What to work on | Take the entries below and reproduce them word for word.

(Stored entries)
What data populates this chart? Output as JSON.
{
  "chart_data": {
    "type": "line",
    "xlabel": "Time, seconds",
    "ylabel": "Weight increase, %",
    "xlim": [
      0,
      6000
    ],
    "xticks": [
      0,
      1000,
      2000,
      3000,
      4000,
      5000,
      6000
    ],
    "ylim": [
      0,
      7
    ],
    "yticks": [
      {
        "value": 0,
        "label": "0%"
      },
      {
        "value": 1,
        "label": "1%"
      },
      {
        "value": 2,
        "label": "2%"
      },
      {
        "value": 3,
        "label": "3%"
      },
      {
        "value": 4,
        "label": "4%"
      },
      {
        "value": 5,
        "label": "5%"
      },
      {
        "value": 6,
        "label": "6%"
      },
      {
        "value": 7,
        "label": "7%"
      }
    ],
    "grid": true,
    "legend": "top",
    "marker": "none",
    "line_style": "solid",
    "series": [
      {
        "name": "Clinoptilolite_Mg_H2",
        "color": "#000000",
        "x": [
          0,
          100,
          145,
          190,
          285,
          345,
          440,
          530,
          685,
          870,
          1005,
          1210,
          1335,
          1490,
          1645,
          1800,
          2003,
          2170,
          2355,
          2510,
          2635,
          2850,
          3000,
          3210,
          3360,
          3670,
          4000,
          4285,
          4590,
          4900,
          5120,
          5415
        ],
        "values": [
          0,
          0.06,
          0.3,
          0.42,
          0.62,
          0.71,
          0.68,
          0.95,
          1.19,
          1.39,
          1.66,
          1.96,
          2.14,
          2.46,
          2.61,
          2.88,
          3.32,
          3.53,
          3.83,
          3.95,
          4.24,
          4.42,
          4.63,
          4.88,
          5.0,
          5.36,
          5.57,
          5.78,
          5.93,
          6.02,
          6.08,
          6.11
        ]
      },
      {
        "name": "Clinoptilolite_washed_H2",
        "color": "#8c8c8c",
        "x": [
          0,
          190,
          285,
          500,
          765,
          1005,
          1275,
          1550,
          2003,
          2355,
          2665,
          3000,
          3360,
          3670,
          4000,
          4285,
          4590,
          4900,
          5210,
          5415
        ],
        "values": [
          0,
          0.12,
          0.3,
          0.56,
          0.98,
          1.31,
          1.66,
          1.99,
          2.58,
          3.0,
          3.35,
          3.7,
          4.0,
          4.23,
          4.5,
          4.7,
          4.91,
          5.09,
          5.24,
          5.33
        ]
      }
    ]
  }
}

Full output |
What data populates this chart? Output as JSON.
{
  "chart_data": {
    "type": "line",
    "xlabel": "Time, seconds",
    "ylabel": "Weight increase, %",
    "xlim": [
      0,
      6000
    ],
    "xticks": [
      0,
      1000,
      2000,
      3000,
      4000,
      5000,
      6000
    ],
    "ylim": [
      0,
      7
    ],
    "yticks": [
      {
        "value": 0,
        "label": "0%"
      },
      {
        "value": 1,
        "label": "1%"
      },
      {
        "value": 2,
        "label": "2%"
      },
      {
        "value": 3,
        "label": "3%"
      },
      {
        "value": 4,
        "label": "4%"
      },
      {
        "value": 5,
        "label": "5%"
      },
      {
        "value": 6,
        "label": "6%"
      },
      {
        "value": 7,
        "label": "7%"
      }
    ],
    "grid": true,
    "legend": "top",
    "marker": "none",
    "line_style": "solid",
    "series": [
      {
        "name": "Clinoptilolite_Mg_H2",
        "color": "#000000",
        "x": [
          0,
          100,
          145,
          190,
          285,
          345,
          440,
          530,
          685,
          870,
          1005,
          1210,
          1335,
          1490,
          1645,
          1800,
          2003,
          2170,
          2355,
          2510,
          2635,
          2850,
          3000,
          3210,
          3360,
          3670,
          4000,
          4285,
          4590,
          4900,
          5120,
          5415
        ],
        "values": [
          0,
          0.06,
          0.3,
          0.42,
          0.62,
          0.71,
          0.68,
          0.95,
          1.19,
          1.39,
          1.66,
          1.96,
          2.14,
          2.46,
          2.61,
          2.88,
          3.32,
          3.53,
          3.83,
          3.95,
          4.24,
          4.42,
          4.63,
          4.88,
          5.0,
          5.36,
          5.57,
          5.78,
          5.93,
          6.02,
          6.08,
          6.11
        ]
      },
      {
        "name": "Clinoptilolite_washed_H2",
        "color": "#8c8c8c",
        "x": [
          0,
          190,
          285,
          500,
          765,
          1005,
          1275,
          1550,
          2003,
          2355,
          2665,
          3000,
          3360,
          3670,
          4000,
          4285,
          4590,
          4900,
          5210,
          5415
        ],
        "values": [
          0,
          0.12,
          0.3,
          0.56,
          0.98,
          1.31,
          1.66,
          1.99,
          2.58,
          3.0,
          3.35,
          3.7,
          4.0,
          4.23,
          4.5,
          4.7,
          4.91,
          5.09,
          5.24,
          5.33
        ]
      }
    ]
  }
}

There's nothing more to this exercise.